> _Extracted material_:
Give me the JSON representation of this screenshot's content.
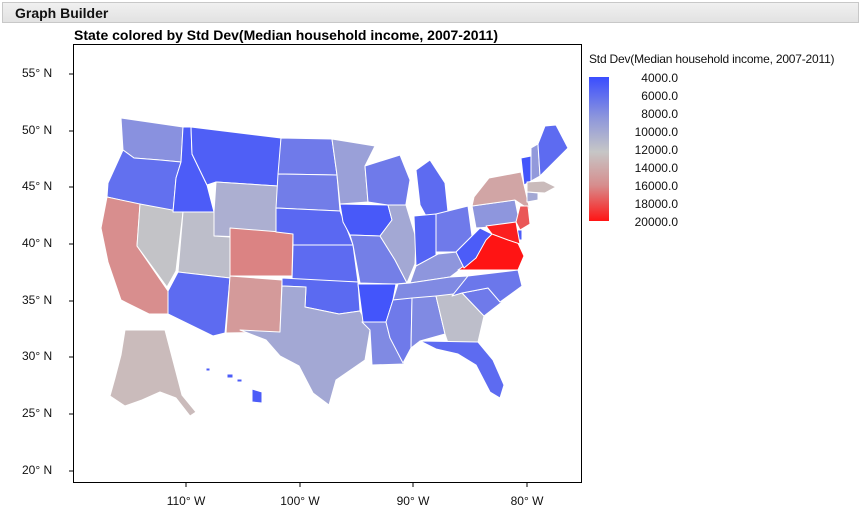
{
  "header": {
    "title": "Graph Builder"
  },
  "chart_data": {
    "type": "map",
    "title": "State colored by Std Dev(Median household income, 2007-2011)",
    "y_ticks": [
      "55° N",
      "50° N",
      "45° N",
      "40° N",
      "35° N",
      "30° N",
      "25° N",
      "20° N"
    ],
    "x_ticks": [
      "110° W",
      "100° W",
      "90° W",
      "80° W"
    ],
    "legend": {
      "title": "Std Dev(Median household income, 2007-2011)",
      "labels": [
        "4000.0",
        "6000.0",
        "8000.0",
        "10000.0",
        "12000.0",
        "14000.0",
        "16000.0",
        "18000.0",
        "20000.0"
      ],
      "color_low": "#3a4dff",
      "color_mid": "#c6c6c6",
      "color_high": "#ff1414"
    },
    "states": [
      {
        "name": "Washington",
        "value": 8500
      },
      {
        "name": "Oregon",
        "value": 6300
      },
      {
        "name": "California",
        "value": 14500
      },
      {
        "name": "Nevada",
        "value": 11800
      },
      {
        "name": "Idaho",
        "value": 5000
      },
      {
        "name": "Montana",
        "value": 5200
      },
      {
        "name": "Wyoming",
        "value": 10500
      },
      {
        "name": "Utah",
        "value": 11500
      },
      {
        "name": "Arizona",
        "value": 6000
      },
      {
        "name": "Colorado",
        "value": 15000
      },
      {
        "name": "New Mexico",
        "value": 14000
      },
      {
        "name": "North Dakota",
        "value": 7000
      },
      {
        "name": "South Dakota",
        "value": 7200
      },
      {
        "name": "Nebraska",
        "value": 5800
      },
      {
        "name": "Kansas",
        "value": 6000
      },
      {
        "name": "Oklahoma",
        "value": 5900
      },
      {
        "name": "Texas",
        "value": 10000
      },
      {
        "name": "Minnesota",
        "value": 9500
      },
      {
        "name": "Iowa",
        "value": 4800
      },
      {
        "name": "Missouri",
        "value": 7300
      },
      {
        "name": "Arkansas",
        "value": 4500
      },
      {
        "name": "Louisiana",
        "value": 8000
      },
      {
        "name": "Wisconsin",
        "value": 7000
      },
      {
        "name": "Illinois",
        "value": 10000
      },
      {
        "name": "Michigan",
        "value": 6000
      },
      {
        "name": "Indiana",
        "value": 5500
      },
      {
        "name": "Ohio",
        "value": 7000
      },
      {
        "name": "Kentucky",
        "value": 8800
      },
      {
        "name": "Tennessee",
        "value": 8000
      },
      {
        "name": "Mississippi",
        "value": 7000
      },
      {
        "name": "Alabama",
        "value": 8000
      },
      {
        "name": "Georgia",
        "value": 11500
      },
      {
        "name": "Florida",
        "value": 6000
      },
      {
        "name": "South Carolina",
        "value": 7000
      },
      {
        "name": "North Carolina",
        "value": 6800
      },
      {
        "name": "Virginia",
        "value": 20000
      },
      {
        "name": "West Virginia",
        "value": 5000
      },
      {
        "name": "Pennsylvania",
        "value": 8800
      },
      {
        "name": "New York",
        "value": 13500
      },
      {
        "name": "Vermont",
        "value": 4500
      },
      {
        "name": "New Hampshire",
        "value": 9000
      },
      {
        "name": "Maine",
        "value": 6000
      },
      {
        "name": "Massachusetts",
        "value": 12500
      },
      {
        "name": "Connecticut",
        "value": 10000
      },
      {
        "name": "New Jersey",
        "value": 17000
      },
      {
        "name": "Delaware",
        "value": 5000
      },
      {
        "name": "Maryland",
        "value": 19500
      },
      {
        "name": "Alaska",
        "value": 12500
      },
      {
        "name": "Hawaii",
        "value": 5000
      }
    ]
  }
}
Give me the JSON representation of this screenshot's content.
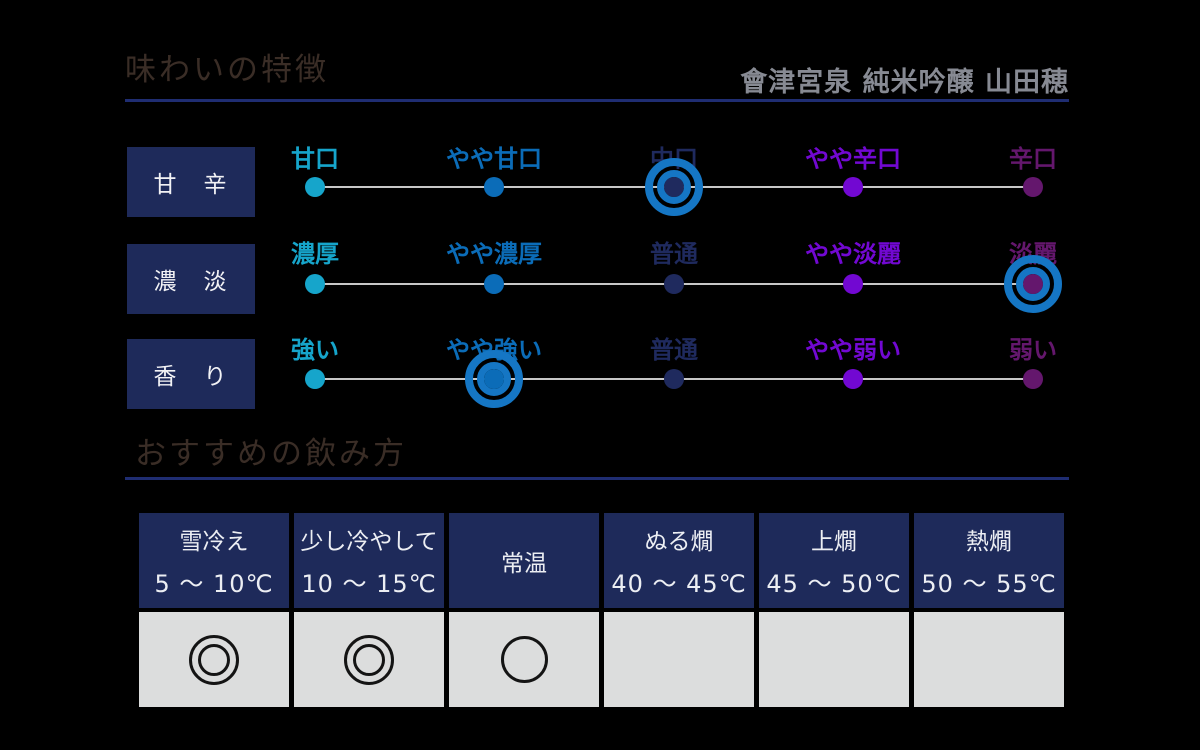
{
  "title": "味わいの特徴",
  "product_name": "會津宮泉 純米吟醸 山田穂",
  "section_drinking": {
    "title": "おすすめの飲み方"
  },
  "scales": [
    {
      "row_label": "甘　辛",
      "selected_index": 2,
      "options": [
        {
          "label": "甘口",
          "color": "#16a5cb"
        },
        {
          "label": "やや甘口",
          "color": "#0b6cb8"
        },
        {
          "label": "中口",
          "color": "#1f2a5e"
        },
        {
          "label": "やや辛口",
          "color": "#7208d2"
        },
        {
          "label": "辛口",
          "color": "#64176d"
        }
      ]
    },
    {
      "row_label": "濃　淡",
      "selected_index": 4,
      "options": [
        {
          "label": "濃厚",
          "color": "#16a5cb"
        },
        {
          "label": "やや濃厚",
          "color": "#0b6cb8"
        },
        {
          "label": "普通",
          "color": "#1f2a5e"
        },
        {
          "label": "やや淡麗",
          "color": "#7208d2"
        },
        {
          "label": "淡麗",
          "color": "#64176d"
        }
      ]
    },
    {
      "row_label": "香　り",
      "selected_index": 1,
      "options": [
        {
          "label": "強い",
          "color": "#16a5cb"
        },
        {
          "label": "やや強い",
          "color": "#0b6cb8"
        },
        {
          "label": "普通",
          "color": "#1f2a5e"
        },
        {
          "label": "やや弱い",
          "color": "#7208d2"
        },
        {
          "label": "弱い",
          "color": "#64176d"
        }
      ]
    }
  ],
  "serving_table": {
    "columns": [
      {
        "name": "雪冷え",
        "temp": "5 ～ 10℃",
        "mark": "◎"
      },
      {
        "name": "少し冷やして",
        "temp": "10 ～ 15℃",
        "mark": "◎"
      },
      {
        "name": "常温",
        "temp": "",
        "mark": "○"
      },
      {
        "name": "ぬる燗",
        "temp": "40 ～ 45℃",
        "mark": ""
      },
      {
        "name": "上燗",
        "temp": "45 ～ 50℃",
        "mark": ""
      },
      {
        "name": "熱燗",
        "temp": "50 ～ 55℃",
        "mark": ""
      }
    ]
  },
  "colors": {
    "background": "#000000",
    "navy": "#1e2a5a",
    "underline": "#1f2d72",
    "scale_line": "#c7c7c7",
    "marker_ring": "#1576c4",
    "title_text": "#3a2d26",
    "product_text": "#878a93",
    "table_body_bg": "#dcdddd",
    "mark_stroke": "#141414"
  },
  "chart_data": [
    {
      "type": "table",
      "title": "味わいの特徴",
      "subtitle": "會津宮泉 純米吟醸 山田穂",
      "rows": [
        {
          "axis": "甘辛",
          "levels": [
            "甘口",
            "やや甘口",
            "中口",
            "やや辛口",
            "辛口"
          ],
          "selected": "中口"
        },
        {
          "axis": "濃淡",
          "levels": [
            "濃厚",
            "やや濃厚",
            "普通",
            "やや淡麗",
            "淡麗"
          ],
          "selected": "淡麗"
        },
        {
          "axis": "香り",
          "levels": [
            "強い",
            "やや強い",
            "普通",
            "やや弱い",
            "弱い"
          ],
          "selected": "やや強い"
        }
      ]
    },
    {
      "type": "table",
      "title": "おすすめの飲み方",
      "categories": [
        "雪冷え 5～10℃",
        "少し冷やして 10～15℃",
        "常温",
        "ぬる燗 40～45℃",
        "上燗 45～50℃",
        "熱燗 50～55℃"
      ],
      "values": [
        "◎",
        "◎",
        "○",
        "",
        "",
        ""
      ]
    }
  ]
}
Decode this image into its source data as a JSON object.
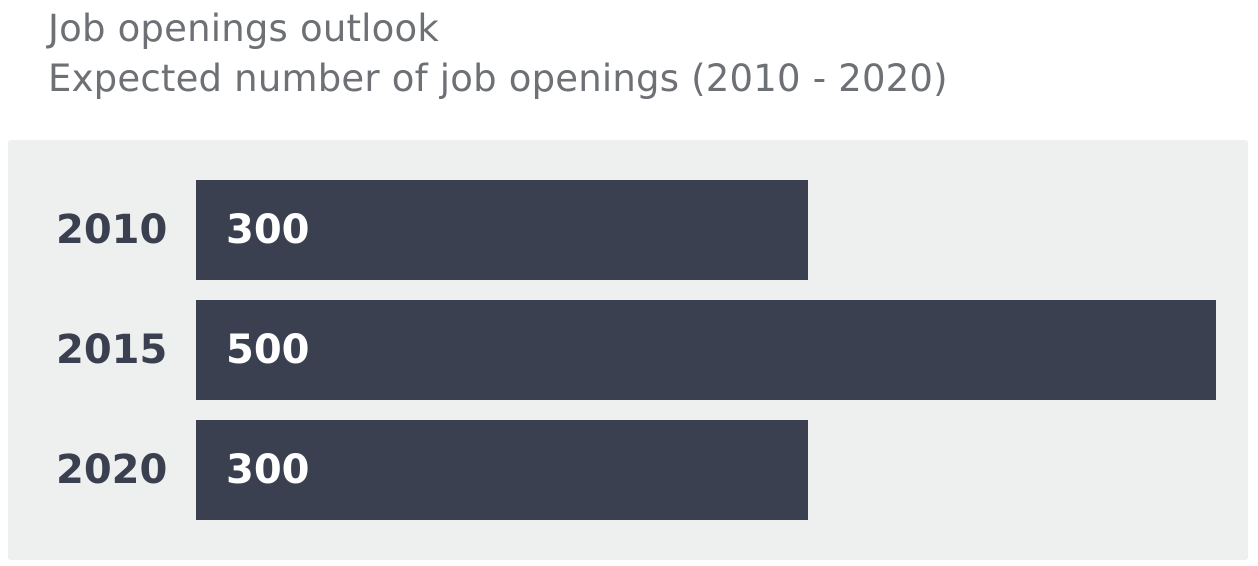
{
  "header": {
    "title": "Job openings outlook",
    "subtitle": "Expected number of job openings (2010 - 2020)"
  },
  "colors": {
    "bar": "#3a4050",
    "panel": "#eef0ef",
    "title": "#6d7075",
    "value_text": "#ffffff"
  },
  "chart_data": {
    "type": "bar",
    "orientation": "horizontal",
    "title": "Job openings outlook",
    "subtitle": "Expected number of job openings (2010 - 2020)",
    "categories": [
      "2010",
      "2015",
      "2020"
    ],
    "values": [
      300,
      500,
      300
    ],
    "value_labels": [
      "300",
      "500",
      "300"
    ],
    "xlim": [
      0,
      500
    ],
    "grid": false,
    "legend": "none"
  }
}
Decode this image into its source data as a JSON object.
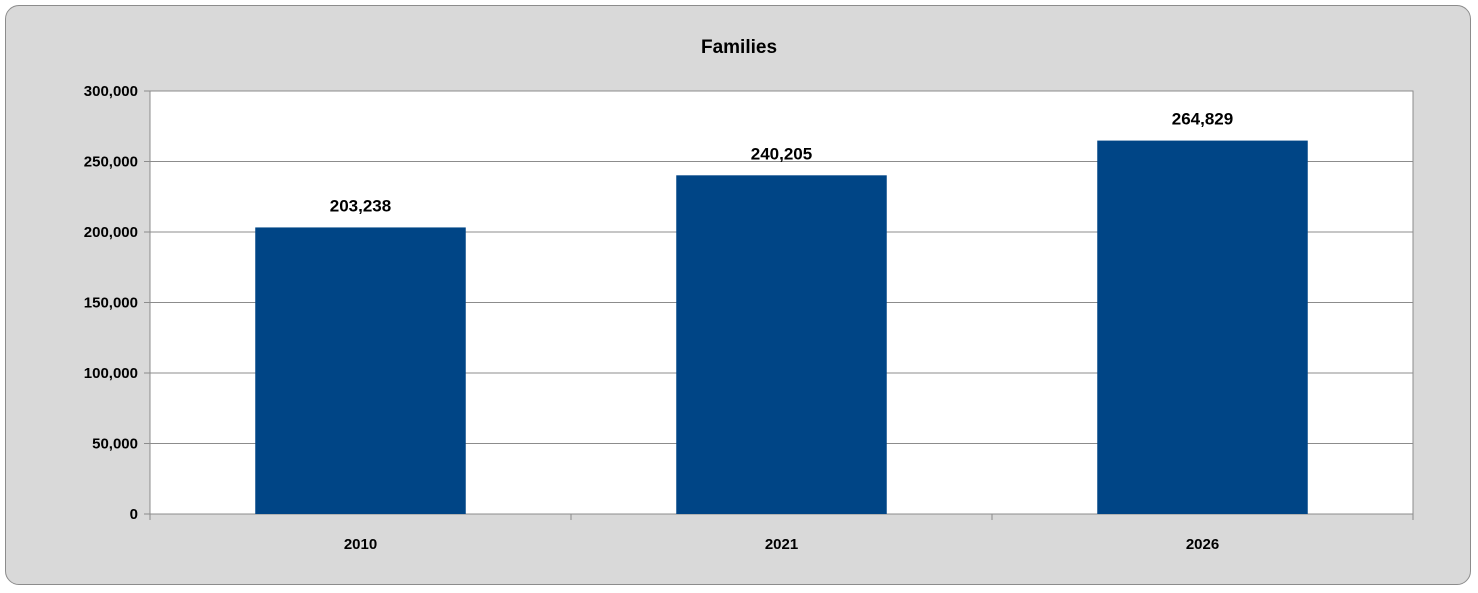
{
  "chart_data": {
    "type": "bar",
    "title": "Families",
    "xlabel": "",
    "ylabel": "",
    "categories": [
      "2010",
      "2021",
      "2026"
    ],
    "values": [
      203238,
      240205,
      264829
    ],
    "data_labels": [
      "203,238",
      "240,205",
      "264,829"
    ],
    "ylim": [
      0,
      300000
    ],
    "yticks": [
      0,
      50000,
      100000,
      150000,
      200000,
      250000,
      300000
    ],
    "ytick_labels": [
      "0",
      "50,000",
      "100,000",
      "150,000",
      "200,000",
      "250,000",
      "300,000"
    ],
    "grid": true,
    "legend": "none",
    "colors": {
      "bar": "#004586",
      "background": "#d9d9d9",
      "plot_area": "#ffffff",
      "gridline": "#8c8c8c"
    }
  }
}
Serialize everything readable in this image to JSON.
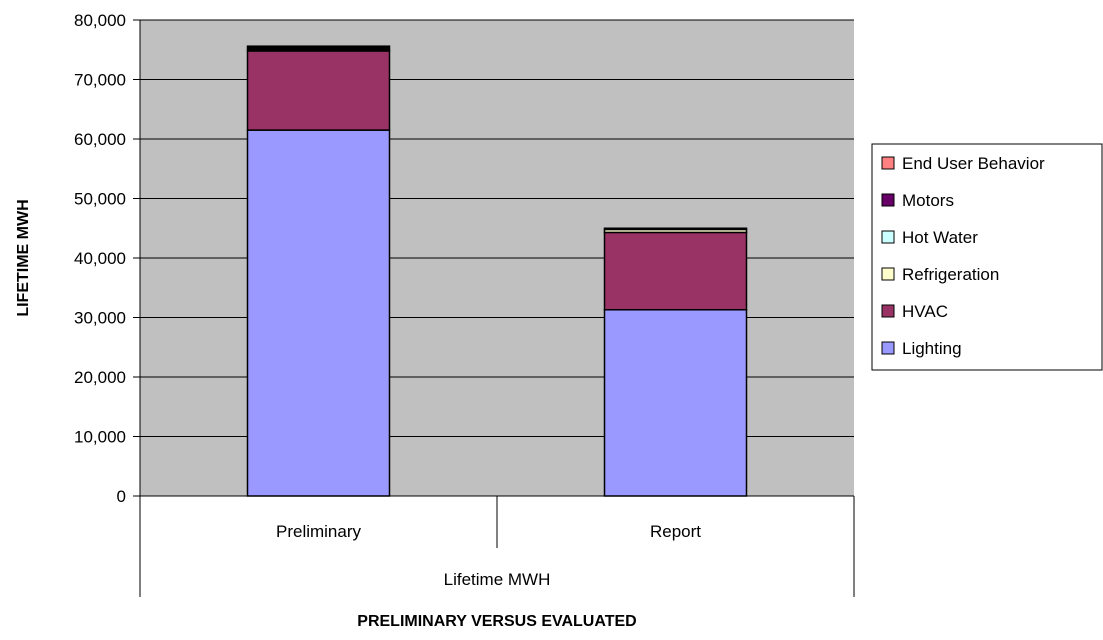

> _What the task asks_: Calculate how many lines of the material include the string "Dakota", and state that number by itself.

> _Task answer_: 2